◆ **Set problem**: Here are some records; copy every line that holds the word "между".
** START **
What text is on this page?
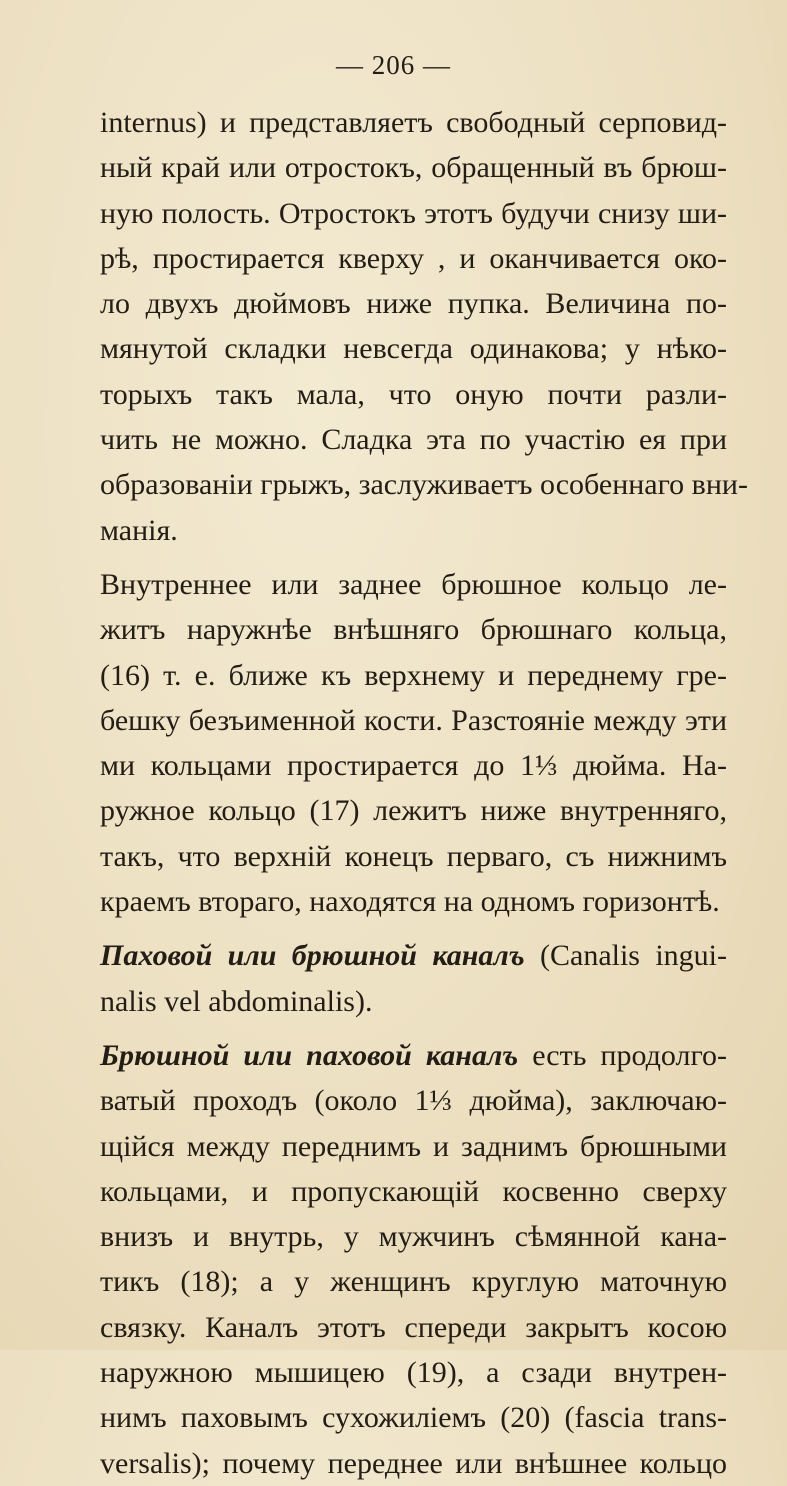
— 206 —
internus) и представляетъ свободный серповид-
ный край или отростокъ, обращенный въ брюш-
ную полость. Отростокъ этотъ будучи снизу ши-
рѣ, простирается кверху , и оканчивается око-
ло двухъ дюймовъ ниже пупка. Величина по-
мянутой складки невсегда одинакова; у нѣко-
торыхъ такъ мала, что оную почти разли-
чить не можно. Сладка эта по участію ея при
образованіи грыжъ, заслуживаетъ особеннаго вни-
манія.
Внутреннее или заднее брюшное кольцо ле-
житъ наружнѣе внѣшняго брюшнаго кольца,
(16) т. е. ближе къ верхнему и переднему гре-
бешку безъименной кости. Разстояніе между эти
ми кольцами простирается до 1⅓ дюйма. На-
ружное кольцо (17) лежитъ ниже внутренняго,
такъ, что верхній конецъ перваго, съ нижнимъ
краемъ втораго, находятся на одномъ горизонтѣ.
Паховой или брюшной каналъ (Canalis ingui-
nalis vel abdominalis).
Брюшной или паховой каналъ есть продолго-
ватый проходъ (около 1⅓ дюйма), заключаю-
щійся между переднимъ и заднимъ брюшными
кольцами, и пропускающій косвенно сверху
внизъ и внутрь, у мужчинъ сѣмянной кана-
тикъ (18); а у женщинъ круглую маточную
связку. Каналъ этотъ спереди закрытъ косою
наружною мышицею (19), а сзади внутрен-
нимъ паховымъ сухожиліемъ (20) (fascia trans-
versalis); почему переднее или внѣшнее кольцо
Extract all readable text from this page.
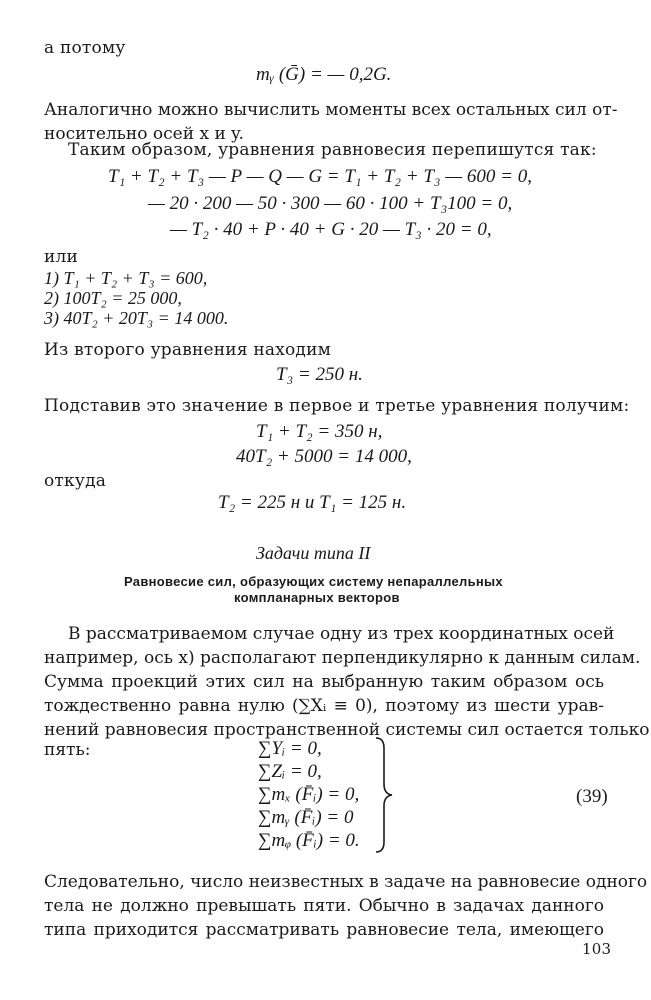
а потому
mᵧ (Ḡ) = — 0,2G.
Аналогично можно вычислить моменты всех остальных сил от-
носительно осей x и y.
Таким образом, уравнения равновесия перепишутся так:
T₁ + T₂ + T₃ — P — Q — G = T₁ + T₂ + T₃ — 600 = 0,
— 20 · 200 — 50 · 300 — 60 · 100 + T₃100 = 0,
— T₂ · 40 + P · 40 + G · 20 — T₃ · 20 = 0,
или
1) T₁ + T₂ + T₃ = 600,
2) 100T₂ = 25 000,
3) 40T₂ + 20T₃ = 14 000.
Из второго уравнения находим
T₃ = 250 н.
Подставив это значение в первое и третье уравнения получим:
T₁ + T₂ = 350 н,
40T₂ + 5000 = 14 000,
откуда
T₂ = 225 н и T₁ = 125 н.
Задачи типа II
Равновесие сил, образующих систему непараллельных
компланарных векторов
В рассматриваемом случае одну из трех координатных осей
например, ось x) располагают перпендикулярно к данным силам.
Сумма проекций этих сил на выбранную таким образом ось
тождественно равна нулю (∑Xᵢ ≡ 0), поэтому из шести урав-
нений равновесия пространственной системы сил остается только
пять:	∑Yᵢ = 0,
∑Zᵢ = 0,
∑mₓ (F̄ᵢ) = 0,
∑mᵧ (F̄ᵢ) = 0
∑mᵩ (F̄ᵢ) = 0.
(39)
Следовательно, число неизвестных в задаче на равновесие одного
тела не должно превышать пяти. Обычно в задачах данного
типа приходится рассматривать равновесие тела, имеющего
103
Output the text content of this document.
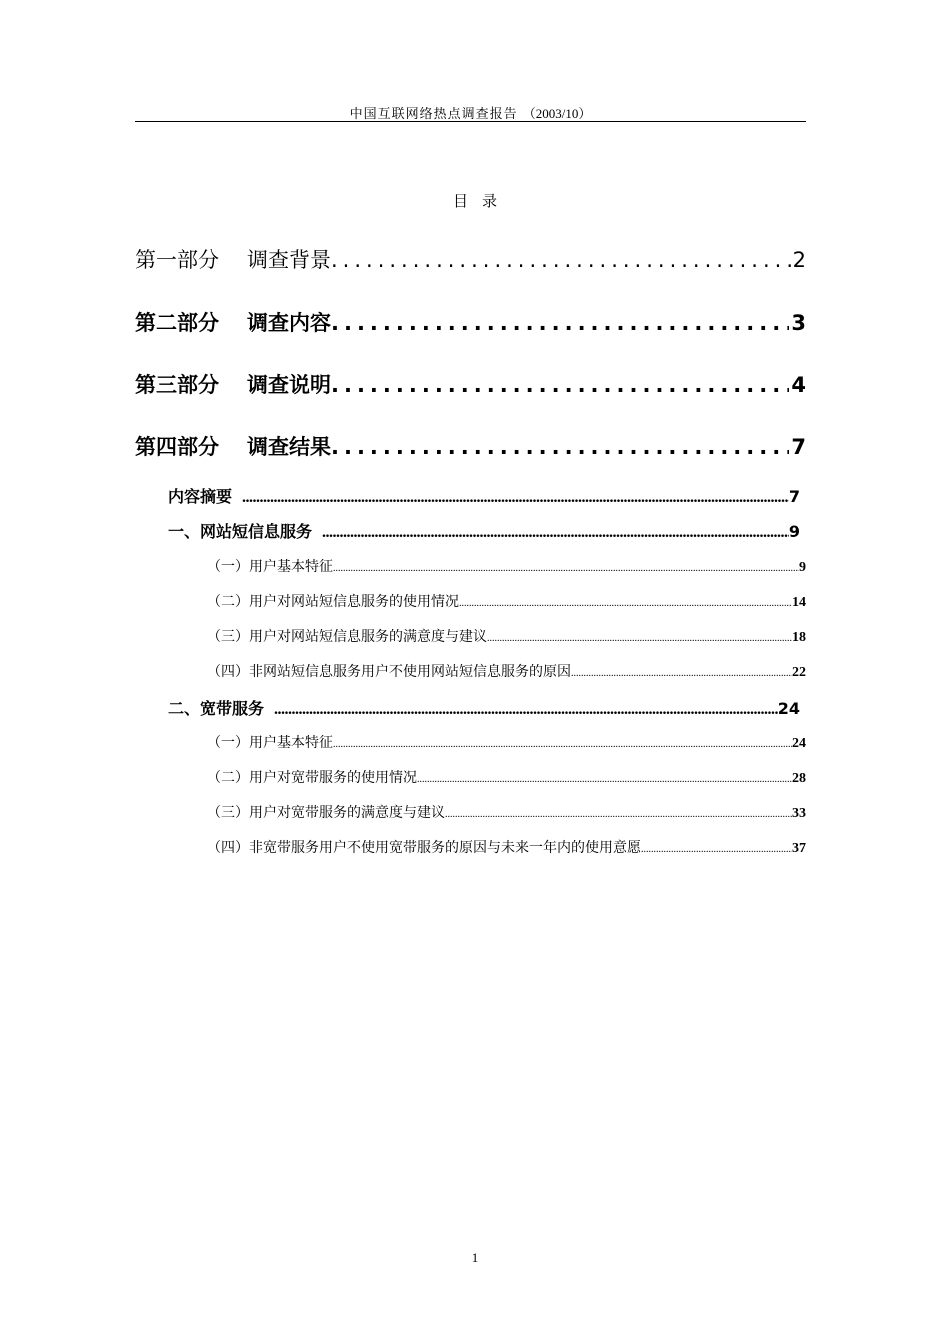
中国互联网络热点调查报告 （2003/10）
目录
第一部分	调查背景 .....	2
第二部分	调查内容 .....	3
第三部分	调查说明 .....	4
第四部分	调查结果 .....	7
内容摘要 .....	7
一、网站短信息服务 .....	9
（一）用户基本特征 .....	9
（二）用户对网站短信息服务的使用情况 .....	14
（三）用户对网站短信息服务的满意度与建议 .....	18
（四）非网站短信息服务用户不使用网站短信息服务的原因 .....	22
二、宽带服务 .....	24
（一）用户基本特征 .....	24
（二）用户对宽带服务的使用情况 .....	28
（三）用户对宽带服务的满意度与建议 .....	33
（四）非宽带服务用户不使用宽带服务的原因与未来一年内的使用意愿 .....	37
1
** END **
◆ **Correct output**:
бешку безъименной кости. Разстояніе между эти
щійся между переднимъ и заднимъ брюшными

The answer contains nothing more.